— EXERCISE DATA —
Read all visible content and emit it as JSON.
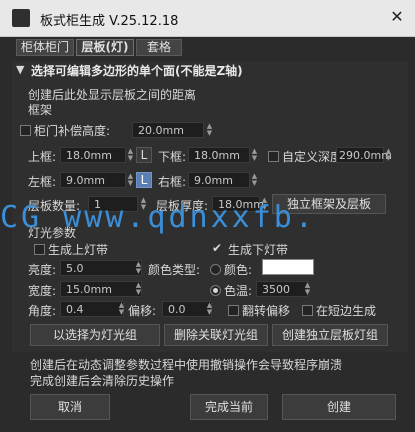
{
  "window": {
    "title": "板式柜生成 V.25.12.18",
    "close": "✕"
  },
  "tabs": [
    {
      "label": "柜体柜门"
    },
    {
      "label": "层板(灯)"
    },
    {
      "label": "套格"
    }
  ],
  "section_header": "选择可编辑多边形的单个面(不能是Z轴)",
  "info_line": "创建后此处显示层板之间的距离",
  "frame": {
    "group_label": "框架",
    "door_comp": {
      "label": "柜门补偿高度:",
      "value": "20.0mm"
    },
    "top": {
      "label": "上框:",
      "value": "18.0mm"
    },
    "bottom": {
      "label": "下框:",
      "value": "18.0mm"
    },
    "custom_depth": {
      "label": "自定义深度:",
      "value": "290.0mm"
    },
    "left": {
      "label": "左框:",
      "value": "9.0mm"
    },
    "right": {
      "label": "右框:",
      "value": "9.0mm"
    },
    "L_button": "L",
    "shelf_count": {
      "label": "层板数量:",
      "value": "1"
    },
    "shelf_thick": {
      "label": "层板厚度:",
      "value": "18.0mm"
    },
    "independent_btn": "独立框架及层板"
  },
  "light": {
    "group_label": "灯光参数",
    "gen_top": "生成上灯带",
    "gen_bottom": "生成下灯带",
    "brightness": {
      "label": "亮度:",
      "value": "5.0"
    },
    "color_type": "颜色类型:",
    "color_opt": "颜色:",
    "color_swatch": "#ffffff",
    "width": {
      "label": "宽度:",
      "value": "15.0mm"
    },
    "temp_opt": "色温:",
    "temp_value": "3500",
    "angle": {
      "label": "角度:",
      "value": "0.4"
    },
    "offset": {
      "label": "偏移:",
      "value": "0.0"
    },
    "flip": "翻转偏移",
    "short_edge": "在短边生成",
    "btn_select": "以选择为灯光组",
    "btn_delete": "删除关联灯光组",
    "btn_create": "创建独立层板灯组"
  },
  "notes": [
    "创建后在动态调整参数过程中使用撤销操作会导致程序崩溃",
    "完成创建后会清除历史操作"
  ],
  "footer": {
    "cancel": "取消",
    "finish": "完成当前",
    "create": "创建"
  },
  "watermark": "CG www.qdnxxfb.",
  "accent": "#3a8fd8"
}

— DO THIS —
Output the data exactly. Pictures don't belong in the result.

— TASK OUTPUT —
Read all visible content and emit it as JSON.
{
  "window": {
    "title": "板式柜生成 V.25.12.18",
    "close": "✕"
  },
  "tabs": [
    {
      "label": "柜体柜门"
    },
    {
      "label": "层板(灯)"
    },
    {
      "label": "套格"
    }
  ],
  "section_header": "选择可编辑多边形的单个面(不能是Z轴)",
  "info_line": "创建后此处显示层板之间的距离",
  "frame": {
    "group_label": "框架",
    "door_comp": {
      "label": "柜门补偿高度:",
      "value": "20.0mm"
    },
    "top": {
      "label": "上框:",
      "value": "18.0mm"
    },
    "bottom": {
      "label": "下框:",
      "value": "18.0mm"
    },
    "custom_depth": {
      "label": "自定义深度:",
      "value": "290.0mm"
    },
    "left": {
      "label": "左框:",
      "value": "9.0mm"
    },
    "right": {
      "label": "右框:",
      "value": "9.0mm"
    },
    "L_button": "L",
    "shelf_count": {
      "label": "层板数量:",
      "value": "1"
    },
    "shelf_thick": {
      "label": "层板厚度:",
      "value": "18.0mm"
    },
    "independent_btn": "独立框架及层板"
  },
  "light": {
    "group_label": "灯光参数",
    "gen_top": "生成上灯带",
    "gen_bottom": "生成下灯带",
    "brightness": {
      "label": "亮度:",
      "value": "5.0"
    },
    "color_type": "颜色类型:",
    "color_opt": "颜色:",
    "color_swatch": "#ffffff",
    "width": {
      "label": "宽度:",
      "value": "15.0mm"
    },
    "temp_opt": "色温:",
    "temp_value": "3500",
    "angle": {
      "label": "角度:",
      "value": "0.4"
    },
    "offset": {
      "label": "偏移:",
      "value": "0.0"
    },
    "flip": "翻转偏移",
    "short_edge": "在短边生成",
    "btn_select": "以选择为灯光组",
    "btn_delete": "删除关联灯光组",
    "btn_create": "创建独立层板灯组"
  },
  "notes": [
    "创建后在动态调整参数过程中使用撤销操作会导致程序崩溃",
    "完成创建后会清除历史操作"
  ],
  "footer": {
    "cancel": "取消",
    "finish": "完成当前",
    "create": "创建"
  },
  "watermark": "CG www.qdnxxfb.",
  "accent": "#3a8fd8"
}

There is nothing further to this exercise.